Find every line below that contains the word "euch" and copy it out.
---------------
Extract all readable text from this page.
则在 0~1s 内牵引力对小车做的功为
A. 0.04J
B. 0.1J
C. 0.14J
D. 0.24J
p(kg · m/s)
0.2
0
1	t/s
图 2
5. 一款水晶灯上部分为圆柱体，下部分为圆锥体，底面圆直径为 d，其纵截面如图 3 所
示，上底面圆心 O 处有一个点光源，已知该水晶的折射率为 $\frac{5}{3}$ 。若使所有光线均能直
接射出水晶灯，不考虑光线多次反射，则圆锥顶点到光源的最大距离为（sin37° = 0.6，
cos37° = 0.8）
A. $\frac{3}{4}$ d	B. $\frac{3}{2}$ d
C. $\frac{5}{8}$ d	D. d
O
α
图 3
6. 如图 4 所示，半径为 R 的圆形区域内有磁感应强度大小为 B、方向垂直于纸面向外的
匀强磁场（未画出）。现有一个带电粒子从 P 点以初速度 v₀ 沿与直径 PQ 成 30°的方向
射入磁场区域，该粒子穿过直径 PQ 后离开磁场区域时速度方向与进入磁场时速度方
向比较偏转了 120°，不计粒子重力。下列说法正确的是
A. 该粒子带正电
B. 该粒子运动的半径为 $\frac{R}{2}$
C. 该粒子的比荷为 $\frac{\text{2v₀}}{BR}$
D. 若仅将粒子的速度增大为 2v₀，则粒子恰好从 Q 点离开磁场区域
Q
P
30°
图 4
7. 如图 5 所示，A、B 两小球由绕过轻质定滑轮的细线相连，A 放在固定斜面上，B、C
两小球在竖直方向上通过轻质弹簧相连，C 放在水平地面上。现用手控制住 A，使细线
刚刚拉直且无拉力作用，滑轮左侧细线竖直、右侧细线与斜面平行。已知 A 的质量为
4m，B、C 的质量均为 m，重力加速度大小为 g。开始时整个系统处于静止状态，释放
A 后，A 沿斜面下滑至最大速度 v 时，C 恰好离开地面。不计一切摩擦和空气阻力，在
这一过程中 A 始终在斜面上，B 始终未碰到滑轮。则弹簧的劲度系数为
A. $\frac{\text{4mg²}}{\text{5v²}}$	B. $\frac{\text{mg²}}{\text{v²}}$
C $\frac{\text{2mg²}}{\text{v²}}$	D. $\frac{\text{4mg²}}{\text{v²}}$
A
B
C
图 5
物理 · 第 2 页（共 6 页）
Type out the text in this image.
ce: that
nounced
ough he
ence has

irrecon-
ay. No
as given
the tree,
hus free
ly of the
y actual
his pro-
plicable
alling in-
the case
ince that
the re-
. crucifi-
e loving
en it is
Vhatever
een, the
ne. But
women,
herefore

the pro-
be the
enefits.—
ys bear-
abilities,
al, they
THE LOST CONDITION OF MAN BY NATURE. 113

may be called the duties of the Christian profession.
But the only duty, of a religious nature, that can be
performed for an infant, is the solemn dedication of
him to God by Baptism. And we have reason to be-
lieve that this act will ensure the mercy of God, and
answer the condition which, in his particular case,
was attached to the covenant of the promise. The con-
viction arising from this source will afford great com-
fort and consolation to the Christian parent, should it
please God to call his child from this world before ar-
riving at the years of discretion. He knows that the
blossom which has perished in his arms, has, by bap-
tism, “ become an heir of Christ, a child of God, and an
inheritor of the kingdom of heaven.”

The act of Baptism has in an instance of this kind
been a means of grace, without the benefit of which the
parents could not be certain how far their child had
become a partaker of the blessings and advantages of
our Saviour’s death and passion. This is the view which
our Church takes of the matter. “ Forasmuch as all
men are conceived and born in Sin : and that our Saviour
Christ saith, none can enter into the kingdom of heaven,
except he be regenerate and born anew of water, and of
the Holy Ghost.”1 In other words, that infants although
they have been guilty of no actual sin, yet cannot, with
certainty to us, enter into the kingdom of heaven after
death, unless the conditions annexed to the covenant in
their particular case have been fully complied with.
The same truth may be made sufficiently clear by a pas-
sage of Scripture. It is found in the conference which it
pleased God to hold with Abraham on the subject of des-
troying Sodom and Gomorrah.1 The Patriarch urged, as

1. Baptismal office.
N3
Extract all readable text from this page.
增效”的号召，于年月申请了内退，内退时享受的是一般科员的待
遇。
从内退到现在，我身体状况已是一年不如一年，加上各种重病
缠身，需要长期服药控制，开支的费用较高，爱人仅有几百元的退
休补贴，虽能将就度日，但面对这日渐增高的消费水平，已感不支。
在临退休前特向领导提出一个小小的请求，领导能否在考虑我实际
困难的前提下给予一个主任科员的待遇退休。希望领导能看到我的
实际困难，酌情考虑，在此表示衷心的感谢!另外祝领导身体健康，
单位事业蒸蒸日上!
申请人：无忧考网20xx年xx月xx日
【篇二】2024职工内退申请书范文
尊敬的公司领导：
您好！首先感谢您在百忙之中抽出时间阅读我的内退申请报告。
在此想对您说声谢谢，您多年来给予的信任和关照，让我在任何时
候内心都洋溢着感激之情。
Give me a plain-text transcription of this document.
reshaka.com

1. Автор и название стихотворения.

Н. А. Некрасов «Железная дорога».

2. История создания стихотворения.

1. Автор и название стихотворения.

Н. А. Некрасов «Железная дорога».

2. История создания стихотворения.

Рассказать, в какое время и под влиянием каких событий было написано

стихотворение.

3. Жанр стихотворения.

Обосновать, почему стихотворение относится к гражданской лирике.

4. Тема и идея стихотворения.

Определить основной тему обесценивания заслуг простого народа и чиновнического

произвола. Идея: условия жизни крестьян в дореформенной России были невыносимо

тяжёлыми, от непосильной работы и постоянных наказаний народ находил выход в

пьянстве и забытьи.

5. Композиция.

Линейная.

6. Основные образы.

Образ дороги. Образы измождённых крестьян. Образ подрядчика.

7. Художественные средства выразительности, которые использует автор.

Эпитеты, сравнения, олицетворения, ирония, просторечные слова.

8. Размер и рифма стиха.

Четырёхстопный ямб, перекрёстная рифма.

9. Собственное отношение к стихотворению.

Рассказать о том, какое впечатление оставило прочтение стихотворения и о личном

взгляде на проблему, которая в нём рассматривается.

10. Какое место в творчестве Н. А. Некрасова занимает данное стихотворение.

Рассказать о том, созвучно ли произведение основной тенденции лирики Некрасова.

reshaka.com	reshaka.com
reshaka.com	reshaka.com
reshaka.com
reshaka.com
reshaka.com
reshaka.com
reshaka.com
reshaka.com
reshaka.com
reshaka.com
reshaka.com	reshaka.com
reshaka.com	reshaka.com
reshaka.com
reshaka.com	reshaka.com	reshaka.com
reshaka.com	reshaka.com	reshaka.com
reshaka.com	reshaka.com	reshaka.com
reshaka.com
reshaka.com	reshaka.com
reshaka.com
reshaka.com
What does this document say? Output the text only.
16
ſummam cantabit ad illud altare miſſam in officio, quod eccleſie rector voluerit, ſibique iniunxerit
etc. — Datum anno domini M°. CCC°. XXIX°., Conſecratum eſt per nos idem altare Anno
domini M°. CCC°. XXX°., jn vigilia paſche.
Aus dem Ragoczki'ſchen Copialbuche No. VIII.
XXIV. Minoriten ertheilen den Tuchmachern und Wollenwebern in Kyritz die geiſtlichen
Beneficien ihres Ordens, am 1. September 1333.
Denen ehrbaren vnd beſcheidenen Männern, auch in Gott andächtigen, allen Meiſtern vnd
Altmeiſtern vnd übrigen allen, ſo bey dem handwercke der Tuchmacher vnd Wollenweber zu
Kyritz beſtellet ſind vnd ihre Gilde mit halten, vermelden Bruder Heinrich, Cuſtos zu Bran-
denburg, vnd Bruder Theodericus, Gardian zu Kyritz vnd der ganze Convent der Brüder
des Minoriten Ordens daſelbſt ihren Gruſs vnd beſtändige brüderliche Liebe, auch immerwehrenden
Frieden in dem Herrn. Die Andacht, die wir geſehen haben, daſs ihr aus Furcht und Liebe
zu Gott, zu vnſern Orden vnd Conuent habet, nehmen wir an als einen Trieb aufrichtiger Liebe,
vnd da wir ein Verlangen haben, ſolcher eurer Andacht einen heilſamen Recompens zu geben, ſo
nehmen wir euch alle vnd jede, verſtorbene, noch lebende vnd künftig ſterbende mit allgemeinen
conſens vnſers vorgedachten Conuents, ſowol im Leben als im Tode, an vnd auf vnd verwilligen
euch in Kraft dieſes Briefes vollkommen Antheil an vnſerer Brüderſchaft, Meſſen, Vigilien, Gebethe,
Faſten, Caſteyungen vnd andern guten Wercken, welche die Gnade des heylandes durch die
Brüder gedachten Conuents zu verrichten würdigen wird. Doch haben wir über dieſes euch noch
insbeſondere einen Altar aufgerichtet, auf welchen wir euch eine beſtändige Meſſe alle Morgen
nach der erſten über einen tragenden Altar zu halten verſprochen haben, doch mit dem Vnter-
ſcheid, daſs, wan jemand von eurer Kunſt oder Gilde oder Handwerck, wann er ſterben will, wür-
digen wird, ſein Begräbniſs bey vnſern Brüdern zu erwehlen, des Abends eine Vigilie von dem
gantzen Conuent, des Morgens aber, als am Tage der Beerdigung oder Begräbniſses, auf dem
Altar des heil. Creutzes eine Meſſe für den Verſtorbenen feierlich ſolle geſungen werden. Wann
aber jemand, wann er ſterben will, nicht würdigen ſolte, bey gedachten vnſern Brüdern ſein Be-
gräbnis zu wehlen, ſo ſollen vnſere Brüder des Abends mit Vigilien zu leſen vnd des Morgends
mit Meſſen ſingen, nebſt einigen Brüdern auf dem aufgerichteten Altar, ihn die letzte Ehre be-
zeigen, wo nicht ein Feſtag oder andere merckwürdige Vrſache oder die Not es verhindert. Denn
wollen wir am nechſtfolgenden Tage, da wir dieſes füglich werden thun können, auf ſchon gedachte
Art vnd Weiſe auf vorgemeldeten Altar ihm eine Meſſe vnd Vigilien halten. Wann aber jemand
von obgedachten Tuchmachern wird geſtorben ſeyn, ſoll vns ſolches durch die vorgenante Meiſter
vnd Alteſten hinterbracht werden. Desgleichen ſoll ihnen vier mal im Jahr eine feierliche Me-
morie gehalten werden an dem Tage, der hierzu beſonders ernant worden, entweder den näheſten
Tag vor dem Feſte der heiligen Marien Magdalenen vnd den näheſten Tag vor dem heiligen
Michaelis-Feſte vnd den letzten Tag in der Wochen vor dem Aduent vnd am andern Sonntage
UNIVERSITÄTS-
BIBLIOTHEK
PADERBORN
---------------
» Full solution
nehmen wir euch alle vnd jede, verſtorbene, noch lebende vnd künftig ſterbende mit allgemeinen
euch in Kraft dieſes Briefes vollkommen Antheil an vnſerer Brüderſchaft, Meſſen, Vigilien, Gebethe,
Brüder gedachten Conuents zu verrichten würdigen wird. Doch haben wir über dieſes euch noch
insbeſondere einen Altar aufgerichtet, auf welchen wir euch eine beſtändige Meſſe alle Morgen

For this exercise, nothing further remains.